**PROBLEM REQUIREMENTS**
What follows is a block of records; restate each one word for word.

********************

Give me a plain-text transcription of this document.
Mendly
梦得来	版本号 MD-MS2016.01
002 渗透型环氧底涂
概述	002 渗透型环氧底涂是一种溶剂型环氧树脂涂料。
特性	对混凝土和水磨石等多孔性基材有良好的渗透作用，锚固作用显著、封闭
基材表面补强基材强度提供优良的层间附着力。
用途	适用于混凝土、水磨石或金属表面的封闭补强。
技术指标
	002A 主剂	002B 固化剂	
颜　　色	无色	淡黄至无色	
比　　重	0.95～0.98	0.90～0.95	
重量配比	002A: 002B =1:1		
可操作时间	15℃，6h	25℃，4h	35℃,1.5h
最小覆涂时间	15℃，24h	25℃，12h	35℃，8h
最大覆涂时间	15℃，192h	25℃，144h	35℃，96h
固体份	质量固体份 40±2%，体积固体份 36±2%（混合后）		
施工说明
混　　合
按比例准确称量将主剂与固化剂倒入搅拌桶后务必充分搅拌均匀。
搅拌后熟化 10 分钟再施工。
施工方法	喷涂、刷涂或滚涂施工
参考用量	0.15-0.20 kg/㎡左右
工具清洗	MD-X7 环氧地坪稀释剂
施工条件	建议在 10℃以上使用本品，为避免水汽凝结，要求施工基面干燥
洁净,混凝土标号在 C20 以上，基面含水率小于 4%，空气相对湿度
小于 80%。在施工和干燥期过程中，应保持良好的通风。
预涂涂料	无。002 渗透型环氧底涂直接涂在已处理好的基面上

********************

**PROBLEM SOLUTION**
Give me a plain-text transcription of this document.
Mendly
梦得来	版本号 MD-MS2016.01
002 渗透型环氧底涂
概述	002 渗透型环氧底涂是一种溶剂型环氧树脂涂料。
特性	对混凝土和水磨石等多孔性基材有良好的渗透作用，锚固作用显著、封闭
基材表面补强基材强度提供优良的层间附着力。
用途	适用于混凝土、水磨石或金属表面的封闭补强。
技术指标
	002A 主剂	002B 固化剂	
颜　　色	无色	淡黄至无色	
比　　重	0.95～0.98	0.90～0.95	
重量配比	002A: 002B =1:1		
可操作时间	15℃，6h	25℃，4h	35℃,1.5h
最小覆涂时间	15℃，24h	25℃，12h	35℃，8h
最大覆涂时间	15℃，192h	25℃，144h	35℃，96h
固体份	质量固体份 40±2%，体积固体份 36±2%（混合后）		
施工说明
混　　合
按比例准确称量将主剂与固化剂倒入搅拌桶后务必充分搅拌均匀。
搅拌后熟化 10 分钟再施工。
施工方法	喷涂、刷涂或滚涂施工
参考用量	0.15-0.20 kg/㎡左右
工具清洗	MD-X7 环氧地坪稀释剂
施工条件	建议在 10℃以上使用本品，为避免水汽凝结，要求施工基面干燥
洁净,混凝土标号在 C20 以上，基面含水率小于 4%，空气相对湿度
小于 80%。在施工和干燥期过程中，应保持良好的通风。
预涂涂料	无。002 渗透型环氧底涂直接涂在已处理好的基面上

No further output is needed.